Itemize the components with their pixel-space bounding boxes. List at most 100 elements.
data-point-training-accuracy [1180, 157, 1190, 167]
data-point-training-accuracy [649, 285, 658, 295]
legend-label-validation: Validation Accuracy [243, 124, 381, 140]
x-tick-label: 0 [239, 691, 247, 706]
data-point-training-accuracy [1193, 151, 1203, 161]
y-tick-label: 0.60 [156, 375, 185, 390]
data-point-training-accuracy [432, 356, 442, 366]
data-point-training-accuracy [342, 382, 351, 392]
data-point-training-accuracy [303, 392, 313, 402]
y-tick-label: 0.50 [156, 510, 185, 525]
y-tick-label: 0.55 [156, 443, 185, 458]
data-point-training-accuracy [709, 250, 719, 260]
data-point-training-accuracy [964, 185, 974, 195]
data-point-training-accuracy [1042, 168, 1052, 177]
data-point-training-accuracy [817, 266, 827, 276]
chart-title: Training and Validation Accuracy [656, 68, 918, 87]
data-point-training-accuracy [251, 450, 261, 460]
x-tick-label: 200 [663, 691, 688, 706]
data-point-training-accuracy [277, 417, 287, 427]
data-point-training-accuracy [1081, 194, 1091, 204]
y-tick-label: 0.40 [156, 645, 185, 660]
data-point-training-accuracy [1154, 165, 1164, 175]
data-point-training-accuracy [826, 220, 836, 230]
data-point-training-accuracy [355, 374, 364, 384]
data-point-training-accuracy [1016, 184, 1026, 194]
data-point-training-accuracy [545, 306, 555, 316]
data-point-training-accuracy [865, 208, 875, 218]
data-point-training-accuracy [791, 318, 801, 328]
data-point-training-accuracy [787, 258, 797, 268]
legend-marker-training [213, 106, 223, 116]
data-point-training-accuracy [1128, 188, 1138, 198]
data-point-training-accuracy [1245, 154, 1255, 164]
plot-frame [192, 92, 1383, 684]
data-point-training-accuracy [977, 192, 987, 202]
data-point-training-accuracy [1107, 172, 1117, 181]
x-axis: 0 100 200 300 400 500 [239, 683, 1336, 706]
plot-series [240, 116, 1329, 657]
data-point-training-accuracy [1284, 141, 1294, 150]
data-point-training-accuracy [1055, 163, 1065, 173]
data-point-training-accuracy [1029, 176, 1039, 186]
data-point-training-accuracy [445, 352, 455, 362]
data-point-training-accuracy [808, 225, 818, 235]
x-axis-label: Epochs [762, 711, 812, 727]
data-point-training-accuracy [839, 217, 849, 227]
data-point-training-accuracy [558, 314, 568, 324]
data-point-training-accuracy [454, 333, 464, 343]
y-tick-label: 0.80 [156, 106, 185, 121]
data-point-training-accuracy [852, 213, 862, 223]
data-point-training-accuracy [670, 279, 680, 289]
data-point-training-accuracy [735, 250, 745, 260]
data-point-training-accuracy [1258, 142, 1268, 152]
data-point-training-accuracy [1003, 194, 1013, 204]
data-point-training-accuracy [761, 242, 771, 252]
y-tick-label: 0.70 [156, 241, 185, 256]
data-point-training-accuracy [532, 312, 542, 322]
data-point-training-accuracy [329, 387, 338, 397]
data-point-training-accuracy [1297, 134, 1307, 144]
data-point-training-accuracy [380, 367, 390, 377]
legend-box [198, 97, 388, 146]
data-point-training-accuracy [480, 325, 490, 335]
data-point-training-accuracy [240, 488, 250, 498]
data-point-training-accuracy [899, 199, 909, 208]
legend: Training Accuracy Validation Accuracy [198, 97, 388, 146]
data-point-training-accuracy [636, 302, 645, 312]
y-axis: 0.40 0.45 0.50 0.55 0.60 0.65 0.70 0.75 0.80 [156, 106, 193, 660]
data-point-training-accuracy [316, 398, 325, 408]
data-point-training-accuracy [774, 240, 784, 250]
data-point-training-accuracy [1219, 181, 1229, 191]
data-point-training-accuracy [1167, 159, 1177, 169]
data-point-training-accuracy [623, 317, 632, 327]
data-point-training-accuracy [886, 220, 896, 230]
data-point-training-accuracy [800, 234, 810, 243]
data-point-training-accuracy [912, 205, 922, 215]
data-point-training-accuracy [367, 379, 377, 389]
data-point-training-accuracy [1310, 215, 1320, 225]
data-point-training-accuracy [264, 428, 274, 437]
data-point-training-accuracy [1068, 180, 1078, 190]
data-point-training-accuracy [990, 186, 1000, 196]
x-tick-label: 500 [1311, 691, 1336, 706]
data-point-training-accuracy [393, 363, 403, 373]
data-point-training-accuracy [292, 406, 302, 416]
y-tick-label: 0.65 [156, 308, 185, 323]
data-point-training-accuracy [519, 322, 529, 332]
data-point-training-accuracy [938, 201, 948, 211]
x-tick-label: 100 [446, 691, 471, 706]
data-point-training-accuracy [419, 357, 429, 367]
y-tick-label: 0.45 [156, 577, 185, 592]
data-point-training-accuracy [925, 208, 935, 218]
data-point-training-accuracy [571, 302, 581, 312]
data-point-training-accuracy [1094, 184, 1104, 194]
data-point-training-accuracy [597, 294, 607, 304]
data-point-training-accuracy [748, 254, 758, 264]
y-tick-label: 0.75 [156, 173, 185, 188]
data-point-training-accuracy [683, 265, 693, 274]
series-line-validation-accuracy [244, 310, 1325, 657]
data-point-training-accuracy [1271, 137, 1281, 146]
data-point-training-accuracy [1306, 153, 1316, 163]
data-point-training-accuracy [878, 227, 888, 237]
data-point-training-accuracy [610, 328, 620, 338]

○ ○ ○ ○

Given task → Reproduce all of the material above word for word, keeping every line in its original order.

Reply to the exercise →
Itemize the components with their pixel-space bounding boxes. List at most 100 elements.
data-point-training-accuracy [1180, 157, 1190, 167]
data-point-training-accuracy [649, 285, 658, 295]
legend-label-validation: Validation Accuracy [243, 124, 381, 140]
x-tick-label: 0 [239, 691, 247, 706]
data-point-training-accuracy [1193, 151, 1203, 161]
y-tick-label: 0.60 [156, 375, 185, 390]
data-point-training-accuracy [432, 356, 442, 366]
data-point-training-accuracy [342, 382, 351, 392]
data-point-training-accuracy [303, 392, 313, 402]
y-tick-label: 0.50 [156, 510, 185, 525]
y-tick-label: 0.55 [156, 443, 185, 458]
data-point-training-accuracy [709, 250, 719, 260]
data-point-training-accuracy [964, 185, 974, 195]
data-point-training-accuracy [1042, 168, 1052, 177]
data-point-training-accuracy [817, 266, 827, 276]
chart-title: Training and Validation Accuracy [656, 68, 918, 87]
data-point-training-accuracy [251, 450, 261, 460]
x-tick-label: 200 [663, 691, 688, 706]
data-point-training-accuracy [277, 417, 287, 427]
data-point-training-accuracy [1081, 194, 1091, 204]
y-tick-label: 0.40 [156, 645, 185, 660]
data-point-training-accuracy [1154, 165, 1164, 175]
data-point-training-accuracy [826, 220, 836, 230]
data-point-training-accuracy [355, 374, 364, 384]
data-point-training-accuracy [1016, 184, 1026, 194]
data-point-training-accuracy [545, 306, 555, 316]
data-point-training-accuracy [865, 208, 875, 218]
data-point-training-accuracy [791, 318, 801, 328]
data-point-training-accuracy [787, 258, 797, 268]
legend-marker-training [213, 106, 223, 116]
data-point-training-accuracy [1128, 188, 1138, 198]
data-point-training-accuracy [1245, 154, 1255, 164]
plot-frame [192, 92, 1383, 684]
data-point-training-accuracy [977, 192, 987, 202]
data-point-training-accuracy [1107, 172, 1117, 181]
x-axis: 0 100 200 300 400 500 [239, 683, 1336, 706]
plot-series [240, 116, 1329, 657]
data-point-training-accuracy [1284, 141, 1294, 150]
data-point-training-accuracy [1055, 163, 1065, 173]
data-point-training-accuracy [1029, 176, 1039, 186]
data-point-training-accuracy [445, 352, 455, 362]
data-point-training-accuracy [808, 225, 818, 235]
x-axis-label: Epochs [762, 711, 812, 727]
data-point-training-accuracy [839, 217, 849, 227]
data-point-training-accuracy [558, 314, 568, 324]
data-point-training-accuracy [454, 333, 464, 343]
y-tick-label: 0.80 [156, 106, 185, 121]
data-point-training-accuracy [852, 213, 862, 223]
data-point-training-accuracy [670, 279, 680, 289]
data-point-training-accuracy [735, 250, 745, 260]
data-point-training-accuracy [1258, 142, 1268, 152]
data-point-training-accuracy [1003, 194, 1013, 204]
data-point-training-accuracy [761, 242, 771, 252]
y-tick-label: 0.70 [156, 241, 185, 256]
data-point-training-accuracy [532, 312, 542, 322]
data-point-training-accuracy [329, 387, 338, 397]
data-point-training-accuracy [1297, 134, 1307, 144]
data-point-training-accuracy [380, 367, 390, 377]
legend-box [198, 97, 388, 146]
data-point-training-accuracy [480, 325, 490, 335]
data-point-training-accuracy [240, 488, 250, 498]
data-point-training-accuracy [899, 199, 909, 208]
legend: Training Accuracy Validation Accuracy [198, 97, 388, 146]
data-point-training-accuracy [636, 302, 645, 312]
y-axis: 0.40 0.45 0.50 0.55 0.60 0.65 0.70 0.75 0.80 [156, 106, 193, 660]
data-point-training-accuracy [316, 398, 325, 408]
data-point-training-accuracy [774, 240, 784, 250]
data-point-training-accuracy [1219, 181, 1229, 191]
data-point-training-accuracy [1167, 159, 1177, 169]
data-point-training-accuracy [623, 317, 632, 327]
data-point-training-accuracy [886, 220, 896, 230]
data-point-training-accuracy [800, 234, 810, 243]
data-point-training-accuracy [912, 205, 922, 215]
data-point-training-accuracy [367, 379, 377, 389]
data-point-training-accuracy [1310, 215, 1320, 225]
data-point-training-accuracy [264, 428, 274, 437]
data-point-training-accuracy [1068, 180, 1078, 190]
data-point-training-accuracy [990, 186, 1000, 196]
x-tick-label: 500 [1311, 691, 1336, 706]
data-point-training-accuracy [393, 363, 403, 373]
data-point-training-accuracy [292, 406, 302, 416]
y-tick-label: 0.65 [156, 308, 185, 323]
data-point-training-accuracy [519, 322, 529, 332]
data-point-training-accuracy [938, 201, 948, 211]
x-tick-label: 100 [446, 691, 471, 706]
data-point-training-accuracy [419, 357, 429, 367]
y-tick-label: 0.45 [156, 577, 185, 592]
data-point-training-accuracy [925, 208, 935, 218]
data-point-training-accuracy [571, 302, 581, 312]
data-point-training-accuracy [1094, 184, 1104, 194]
data-point-training-accuracy [597, 294, 607, 304]
data-point-training-accuracy [748, 254, 758, 264]
y-tick-label: 0.75 [156, 173, 185, 188]
data-point-training-accuracy [683, 265, 693, 274]
series-line-validation-accuracy [244, 310, 1325, 657]
data-point-training-accuracy [1271, 137, 1281, 146]
data-point-training-accuracy [1306, 153, 1316, 163]
data-point-training-accuracy [878, 227, 888, 237]
data-point-training-accuracy [610, 328, 620, 338]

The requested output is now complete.